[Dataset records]
____

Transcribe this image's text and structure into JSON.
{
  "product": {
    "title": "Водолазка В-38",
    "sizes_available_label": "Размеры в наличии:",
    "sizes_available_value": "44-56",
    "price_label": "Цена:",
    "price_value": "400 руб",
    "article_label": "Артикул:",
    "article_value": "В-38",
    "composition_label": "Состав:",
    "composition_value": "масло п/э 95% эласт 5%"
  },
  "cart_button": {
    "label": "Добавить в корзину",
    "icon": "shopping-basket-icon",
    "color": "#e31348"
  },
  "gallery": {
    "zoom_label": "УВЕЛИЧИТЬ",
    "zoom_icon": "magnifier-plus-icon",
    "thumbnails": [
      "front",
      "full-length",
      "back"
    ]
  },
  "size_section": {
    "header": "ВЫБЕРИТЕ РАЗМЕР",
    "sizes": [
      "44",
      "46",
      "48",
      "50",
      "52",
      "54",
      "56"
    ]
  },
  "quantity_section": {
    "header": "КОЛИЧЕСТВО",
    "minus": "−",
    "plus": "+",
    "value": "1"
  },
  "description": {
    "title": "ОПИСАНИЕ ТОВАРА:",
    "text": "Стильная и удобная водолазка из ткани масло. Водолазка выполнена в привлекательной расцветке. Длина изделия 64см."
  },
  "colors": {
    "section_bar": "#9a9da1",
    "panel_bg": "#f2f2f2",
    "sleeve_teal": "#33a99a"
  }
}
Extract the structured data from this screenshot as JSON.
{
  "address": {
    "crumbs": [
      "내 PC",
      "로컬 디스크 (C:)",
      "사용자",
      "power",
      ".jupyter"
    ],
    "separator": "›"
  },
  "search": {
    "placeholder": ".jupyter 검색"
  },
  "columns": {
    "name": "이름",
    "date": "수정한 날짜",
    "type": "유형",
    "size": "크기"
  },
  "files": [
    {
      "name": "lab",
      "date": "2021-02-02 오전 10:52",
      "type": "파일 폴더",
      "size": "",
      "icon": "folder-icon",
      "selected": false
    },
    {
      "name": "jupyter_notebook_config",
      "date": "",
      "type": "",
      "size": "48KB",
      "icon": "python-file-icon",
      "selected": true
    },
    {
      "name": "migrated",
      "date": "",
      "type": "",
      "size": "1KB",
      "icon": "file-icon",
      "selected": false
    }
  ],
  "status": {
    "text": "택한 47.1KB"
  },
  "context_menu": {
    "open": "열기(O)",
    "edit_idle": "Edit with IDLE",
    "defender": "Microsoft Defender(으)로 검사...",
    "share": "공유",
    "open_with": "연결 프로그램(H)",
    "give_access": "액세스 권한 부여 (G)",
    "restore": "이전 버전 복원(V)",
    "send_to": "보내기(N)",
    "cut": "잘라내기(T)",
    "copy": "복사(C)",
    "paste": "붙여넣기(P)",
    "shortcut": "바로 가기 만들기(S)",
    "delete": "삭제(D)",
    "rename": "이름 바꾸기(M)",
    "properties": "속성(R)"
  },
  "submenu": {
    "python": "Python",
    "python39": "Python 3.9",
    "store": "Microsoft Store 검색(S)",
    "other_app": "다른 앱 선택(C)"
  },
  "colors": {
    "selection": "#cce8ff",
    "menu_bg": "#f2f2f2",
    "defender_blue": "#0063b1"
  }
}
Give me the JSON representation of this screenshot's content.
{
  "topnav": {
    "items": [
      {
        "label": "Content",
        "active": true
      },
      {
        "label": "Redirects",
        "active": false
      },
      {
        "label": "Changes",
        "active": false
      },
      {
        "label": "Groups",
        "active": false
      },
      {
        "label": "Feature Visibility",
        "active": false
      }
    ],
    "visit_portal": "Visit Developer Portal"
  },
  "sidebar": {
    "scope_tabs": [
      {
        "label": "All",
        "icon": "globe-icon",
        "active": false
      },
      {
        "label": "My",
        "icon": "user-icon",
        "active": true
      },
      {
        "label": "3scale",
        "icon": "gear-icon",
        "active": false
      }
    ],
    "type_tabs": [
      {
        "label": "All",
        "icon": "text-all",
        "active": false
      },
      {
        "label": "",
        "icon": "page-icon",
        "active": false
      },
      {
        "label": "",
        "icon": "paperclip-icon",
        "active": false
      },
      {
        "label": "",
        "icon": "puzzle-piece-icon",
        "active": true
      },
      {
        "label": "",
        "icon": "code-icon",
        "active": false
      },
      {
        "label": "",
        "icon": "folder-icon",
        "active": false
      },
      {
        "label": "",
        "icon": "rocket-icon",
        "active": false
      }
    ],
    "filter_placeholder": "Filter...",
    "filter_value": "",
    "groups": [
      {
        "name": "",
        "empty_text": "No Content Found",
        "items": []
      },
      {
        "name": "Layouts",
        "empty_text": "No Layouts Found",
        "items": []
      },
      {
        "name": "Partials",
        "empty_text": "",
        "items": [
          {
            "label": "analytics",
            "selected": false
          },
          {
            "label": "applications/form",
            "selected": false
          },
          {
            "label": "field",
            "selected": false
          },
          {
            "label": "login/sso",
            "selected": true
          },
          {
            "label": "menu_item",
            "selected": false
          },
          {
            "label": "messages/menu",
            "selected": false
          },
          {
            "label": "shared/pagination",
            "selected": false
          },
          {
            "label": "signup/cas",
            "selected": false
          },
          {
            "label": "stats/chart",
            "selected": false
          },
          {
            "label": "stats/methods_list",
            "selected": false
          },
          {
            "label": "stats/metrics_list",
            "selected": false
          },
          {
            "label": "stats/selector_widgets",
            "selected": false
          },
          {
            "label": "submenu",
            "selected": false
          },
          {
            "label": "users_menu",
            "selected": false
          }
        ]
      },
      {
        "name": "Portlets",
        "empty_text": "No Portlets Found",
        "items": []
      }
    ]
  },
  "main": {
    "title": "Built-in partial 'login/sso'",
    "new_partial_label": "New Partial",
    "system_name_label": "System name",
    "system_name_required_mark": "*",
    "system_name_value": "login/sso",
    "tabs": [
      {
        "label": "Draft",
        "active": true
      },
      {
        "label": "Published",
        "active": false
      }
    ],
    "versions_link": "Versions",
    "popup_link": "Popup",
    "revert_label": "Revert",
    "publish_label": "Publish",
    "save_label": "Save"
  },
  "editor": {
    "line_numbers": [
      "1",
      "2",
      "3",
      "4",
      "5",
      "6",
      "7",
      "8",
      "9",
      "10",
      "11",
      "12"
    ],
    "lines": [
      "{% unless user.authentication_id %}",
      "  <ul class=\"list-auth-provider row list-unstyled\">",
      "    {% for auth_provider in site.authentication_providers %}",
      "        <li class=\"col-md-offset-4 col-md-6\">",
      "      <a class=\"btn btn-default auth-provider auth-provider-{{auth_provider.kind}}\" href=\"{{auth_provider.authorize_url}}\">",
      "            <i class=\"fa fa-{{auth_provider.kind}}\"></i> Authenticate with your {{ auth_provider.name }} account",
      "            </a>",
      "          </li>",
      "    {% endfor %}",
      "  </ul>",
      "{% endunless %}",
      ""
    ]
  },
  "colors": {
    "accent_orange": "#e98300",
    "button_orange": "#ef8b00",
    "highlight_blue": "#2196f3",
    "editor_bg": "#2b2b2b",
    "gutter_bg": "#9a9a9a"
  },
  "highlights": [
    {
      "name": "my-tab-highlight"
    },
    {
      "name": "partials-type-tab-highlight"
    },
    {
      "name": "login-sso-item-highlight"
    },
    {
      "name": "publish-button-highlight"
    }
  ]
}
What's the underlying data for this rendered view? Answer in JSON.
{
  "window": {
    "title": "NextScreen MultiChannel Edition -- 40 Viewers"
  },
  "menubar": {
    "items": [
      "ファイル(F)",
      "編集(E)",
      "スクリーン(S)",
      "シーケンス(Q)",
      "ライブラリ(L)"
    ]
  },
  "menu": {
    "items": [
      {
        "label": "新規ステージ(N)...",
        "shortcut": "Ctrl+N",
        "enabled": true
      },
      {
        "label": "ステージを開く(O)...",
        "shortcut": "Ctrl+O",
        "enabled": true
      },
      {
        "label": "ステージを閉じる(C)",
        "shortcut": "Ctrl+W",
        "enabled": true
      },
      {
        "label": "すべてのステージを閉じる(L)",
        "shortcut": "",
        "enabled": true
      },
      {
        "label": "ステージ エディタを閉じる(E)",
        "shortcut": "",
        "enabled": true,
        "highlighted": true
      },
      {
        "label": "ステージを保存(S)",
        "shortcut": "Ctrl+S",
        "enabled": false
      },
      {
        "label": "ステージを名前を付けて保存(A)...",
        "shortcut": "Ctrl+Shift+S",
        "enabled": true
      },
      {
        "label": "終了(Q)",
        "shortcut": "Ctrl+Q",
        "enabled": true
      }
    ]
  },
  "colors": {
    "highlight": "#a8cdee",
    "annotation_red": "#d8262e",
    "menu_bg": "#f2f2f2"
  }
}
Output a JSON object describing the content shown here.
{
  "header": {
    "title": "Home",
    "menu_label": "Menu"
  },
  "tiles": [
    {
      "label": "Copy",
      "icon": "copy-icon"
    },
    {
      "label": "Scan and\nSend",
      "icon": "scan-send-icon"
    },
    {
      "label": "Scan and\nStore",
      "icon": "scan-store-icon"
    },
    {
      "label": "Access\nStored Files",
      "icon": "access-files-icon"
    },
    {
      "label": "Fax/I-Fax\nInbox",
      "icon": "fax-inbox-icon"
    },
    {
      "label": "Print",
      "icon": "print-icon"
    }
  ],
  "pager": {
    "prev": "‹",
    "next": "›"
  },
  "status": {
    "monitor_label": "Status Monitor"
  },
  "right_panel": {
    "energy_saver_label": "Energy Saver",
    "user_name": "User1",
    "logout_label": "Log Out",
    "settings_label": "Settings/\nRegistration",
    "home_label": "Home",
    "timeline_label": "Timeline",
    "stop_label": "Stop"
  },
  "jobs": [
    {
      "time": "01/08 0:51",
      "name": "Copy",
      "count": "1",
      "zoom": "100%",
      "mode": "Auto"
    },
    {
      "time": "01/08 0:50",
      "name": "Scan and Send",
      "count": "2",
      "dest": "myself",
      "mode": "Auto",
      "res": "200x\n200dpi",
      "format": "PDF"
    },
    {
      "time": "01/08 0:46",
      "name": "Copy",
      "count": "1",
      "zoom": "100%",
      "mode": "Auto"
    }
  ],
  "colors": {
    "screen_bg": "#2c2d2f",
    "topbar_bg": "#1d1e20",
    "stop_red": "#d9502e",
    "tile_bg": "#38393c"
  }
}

____

Pull out every line in the data above that has the word "JSON".

*Output below*
Transcribe this image's text and structure into JSON.
Extract the structured data from this screenshot as JSON.
Give me the JSON representation of this screenshot's content.
What's the underlying data for this rendered view? Answer in JSON.
Output a JSON object describing the content shown here.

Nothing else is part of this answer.